Stored records:
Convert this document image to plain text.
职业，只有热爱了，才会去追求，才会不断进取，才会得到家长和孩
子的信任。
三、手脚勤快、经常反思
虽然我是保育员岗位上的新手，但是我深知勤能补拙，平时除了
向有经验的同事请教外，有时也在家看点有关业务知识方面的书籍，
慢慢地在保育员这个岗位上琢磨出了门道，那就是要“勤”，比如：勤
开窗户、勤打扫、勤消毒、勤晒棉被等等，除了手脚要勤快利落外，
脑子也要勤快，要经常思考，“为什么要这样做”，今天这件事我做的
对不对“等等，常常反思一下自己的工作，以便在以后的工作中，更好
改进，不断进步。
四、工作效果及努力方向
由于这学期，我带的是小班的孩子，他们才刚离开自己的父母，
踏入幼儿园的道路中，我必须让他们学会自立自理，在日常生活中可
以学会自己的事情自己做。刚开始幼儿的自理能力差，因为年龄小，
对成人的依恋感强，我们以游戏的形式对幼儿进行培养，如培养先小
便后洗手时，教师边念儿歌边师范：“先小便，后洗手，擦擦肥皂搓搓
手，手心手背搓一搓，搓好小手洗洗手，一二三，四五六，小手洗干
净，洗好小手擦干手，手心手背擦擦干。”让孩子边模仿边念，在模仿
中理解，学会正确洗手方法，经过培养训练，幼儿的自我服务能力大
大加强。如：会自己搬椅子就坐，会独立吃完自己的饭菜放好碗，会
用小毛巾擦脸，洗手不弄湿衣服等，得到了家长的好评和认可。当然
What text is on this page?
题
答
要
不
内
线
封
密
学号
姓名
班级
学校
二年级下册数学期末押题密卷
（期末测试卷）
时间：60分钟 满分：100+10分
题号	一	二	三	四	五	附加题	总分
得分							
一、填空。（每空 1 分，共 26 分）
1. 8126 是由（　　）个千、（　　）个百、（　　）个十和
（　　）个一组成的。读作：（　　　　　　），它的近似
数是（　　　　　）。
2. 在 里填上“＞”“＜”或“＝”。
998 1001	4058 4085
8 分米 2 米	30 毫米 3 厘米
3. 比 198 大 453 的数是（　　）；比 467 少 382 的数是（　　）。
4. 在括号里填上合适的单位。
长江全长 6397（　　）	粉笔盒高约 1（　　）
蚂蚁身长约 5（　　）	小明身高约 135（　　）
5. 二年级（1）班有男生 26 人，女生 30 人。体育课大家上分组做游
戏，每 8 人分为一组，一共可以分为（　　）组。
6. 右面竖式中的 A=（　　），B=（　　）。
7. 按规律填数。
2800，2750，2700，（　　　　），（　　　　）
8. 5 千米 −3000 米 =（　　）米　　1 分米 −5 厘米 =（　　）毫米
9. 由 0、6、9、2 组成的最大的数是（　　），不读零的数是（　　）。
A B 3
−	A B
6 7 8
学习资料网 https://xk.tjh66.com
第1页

WRITTEN TASK:
Only lines with the word "text" should be collected from the material.

WRITTEN SOLUTION:
Convert this document image to plain text.
What text is on this page?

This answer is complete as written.